Given problem →
Retype the listing that follows, word for word.

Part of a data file

* Begin *

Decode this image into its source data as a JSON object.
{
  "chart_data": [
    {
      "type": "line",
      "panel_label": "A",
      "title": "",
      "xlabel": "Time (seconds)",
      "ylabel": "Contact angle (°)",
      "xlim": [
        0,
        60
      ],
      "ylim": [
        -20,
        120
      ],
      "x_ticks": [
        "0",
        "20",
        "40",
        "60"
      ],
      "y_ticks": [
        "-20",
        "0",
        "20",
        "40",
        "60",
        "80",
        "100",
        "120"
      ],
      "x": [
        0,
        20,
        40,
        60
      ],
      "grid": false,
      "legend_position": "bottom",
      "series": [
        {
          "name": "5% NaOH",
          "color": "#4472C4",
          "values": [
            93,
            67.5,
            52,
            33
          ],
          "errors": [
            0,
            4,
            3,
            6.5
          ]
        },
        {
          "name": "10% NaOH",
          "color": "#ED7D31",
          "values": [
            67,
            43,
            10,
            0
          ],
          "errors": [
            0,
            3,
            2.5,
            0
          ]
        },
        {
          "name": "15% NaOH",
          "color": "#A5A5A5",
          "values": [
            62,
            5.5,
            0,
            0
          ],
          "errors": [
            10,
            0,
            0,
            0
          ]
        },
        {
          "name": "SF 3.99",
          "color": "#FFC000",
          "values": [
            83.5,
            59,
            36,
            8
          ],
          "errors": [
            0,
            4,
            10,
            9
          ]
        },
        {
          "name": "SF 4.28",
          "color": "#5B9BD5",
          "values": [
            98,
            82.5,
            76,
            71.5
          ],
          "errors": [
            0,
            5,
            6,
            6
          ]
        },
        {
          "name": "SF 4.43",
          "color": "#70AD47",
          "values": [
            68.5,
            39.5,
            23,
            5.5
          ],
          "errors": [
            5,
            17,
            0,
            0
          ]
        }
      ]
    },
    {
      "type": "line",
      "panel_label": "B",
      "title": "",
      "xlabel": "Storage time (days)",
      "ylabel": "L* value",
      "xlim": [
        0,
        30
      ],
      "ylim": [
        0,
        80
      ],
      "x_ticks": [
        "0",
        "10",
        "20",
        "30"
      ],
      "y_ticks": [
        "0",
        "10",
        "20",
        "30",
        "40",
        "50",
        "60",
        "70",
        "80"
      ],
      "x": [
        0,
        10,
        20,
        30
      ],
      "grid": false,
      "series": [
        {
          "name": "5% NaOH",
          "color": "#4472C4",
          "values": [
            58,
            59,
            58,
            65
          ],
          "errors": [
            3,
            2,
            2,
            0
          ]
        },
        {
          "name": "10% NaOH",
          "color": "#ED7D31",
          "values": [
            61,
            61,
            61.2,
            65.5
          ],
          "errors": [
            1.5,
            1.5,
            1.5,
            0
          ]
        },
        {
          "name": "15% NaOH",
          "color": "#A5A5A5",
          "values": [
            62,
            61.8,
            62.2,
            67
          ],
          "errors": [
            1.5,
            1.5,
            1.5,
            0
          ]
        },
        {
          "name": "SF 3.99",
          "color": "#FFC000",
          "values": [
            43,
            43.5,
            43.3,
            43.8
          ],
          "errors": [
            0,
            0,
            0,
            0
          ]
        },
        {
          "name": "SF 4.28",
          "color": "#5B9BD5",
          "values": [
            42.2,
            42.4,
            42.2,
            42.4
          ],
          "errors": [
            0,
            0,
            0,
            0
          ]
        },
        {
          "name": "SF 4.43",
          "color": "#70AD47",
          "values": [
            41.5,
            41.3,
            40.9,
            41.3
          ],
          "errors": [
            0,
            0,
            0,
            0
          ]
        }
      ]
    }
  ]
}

* End *

Answer for this exercise →
Decode this image into its source data as a JSON object.
{
  "chart_data": [
    {
      "type": "line",
      "panel_label": "A",
      "title": "",
      "xlabel": "Time (seconds)",
      "ylabel": "Contact angle (°)",
      "xlim": [
        0,
        60
      ],
      "ylim": [
        -20,
        120
      ],
      "x_ticks": [
        "0",
        "20",
        "40",
        "60"
      ],
      "y_ticks": [
        "-20",
        "0",
        "20",
        "40",
        "60",
        "80",
        "100",
        "120"
      ],
      "x": [
        0,
        20,
        40,
        60
      ],
      "grid": false,
      "legend_position": "bottom",
      "series": [
        {
          "name": "5% NaOH",
          "color": "#4472C4",
          "values": [
            93,
            67.5,
            52,
            33
          ],
          "errors": [
            0,
            4,
            3,
            6.5
          ]
        },
        {
          "name": "10% NaOH",
          "color": "#ED7D31",
          "values": [
            67,
            43,
            10,
            0
          ],
          "errors": [
            0,
            3,
            2.5,
            0
          ]
        },
        {
          "name": "15% NaOH",
          "color": "#A5A5A5",
          "values": [
            62,
            5.5,
            0,
            0
          ],
          "errors": [
            10,
            0,
            0,
            0
          ]
        },
        {
          "name": "SF 3.99",
          "color": "#FFC000",
          "values": [
            83.5,
            59,
            36,
            8
          ],
          "errors": [
            0,
            4,
            10,
            9
          ]
        },
        {
          "name": "SF 4.28",
          "color": "#5B9BD5",
          "values": [
            98,
            82.5,
            76,
            71.5
          ],
          "errors": [
            0,
            5,
            6,
            6
          ]
        },
        {
          "name": "SF 4.43",
          "color": "#70AD47",
          "values": [
            68.5,
            39.5,
            23,
            5.5
          ],
          "errors": [
            5,
            17,
            0,
            0
          ]
        }
      ]
    },
    {
      "type": "line",
      "panel_label": "B",
      "title": "",
      "xlabel": "Storage time (days)",
      "ylabel": "L* value",
      "xlim": [
        0,
        30
      ],
      "ylim": [
        0,
        80
      ],
      "x_ticks": [
        "0",
        "10",
        "20",
        "30"
      ],
      "y_ticks": [
        "0",
        "10",
        "20",
        "30",
        "40",
        "50",
        "60",
        "70",
        "80"
      ],
      "x": [
        0,
        10,
        20,
        30
      ],
      "grid": false,
      "series": [
        {
          "name": "5% NaOH",
          "color": "#4472C4",
          "values": [
            58,
            59,
            58,
            65
          ],
          "errors": [
            3,
            2,
            2,
            0
          ]
        },
        {
          "name": "10% NaOH",
          "color": "#ED7D31",
          "values": [
            61,
            61,
            61.2,
            65.5
          ],
          "errors": [
            1.5,
            1.5,
            1.5,
            0
          ]
        },
        {
          "name": "15% NaOH",
          "color": "#A5A5A5",
          "values": [
            62,
            61.8,
            62.2,
            67
          ],
          "errors": [
            1.5,
            1.5,
            1.5,
            0
          ]
        },
        {
          "name": "SF 3.99",
          "color": "#FFC000",
          "values": [
            43,
            43.5,
            43.3,
            43.8
          ],
          "errors": [
            0,
            0,
            0,
            0
          ]
        },
        {
          "name": "SF 4.28",
          "color": "#5B9BD5",
          "values": [
            42.2,
            42.4,
            42.2,
            42.4
          ],
          "errors": [
            0,
            0,
            0,
            0
          ]
        },
        {
          "name": "SF 4.43",
          "color": "#70AD47",
          "values": [
            41.5,
            41.3,
            40.9,
            41.3
          ],
          "errors": [
            0,
            0,
            0,
            0
          ]
        }
      ]
    }
  ]
}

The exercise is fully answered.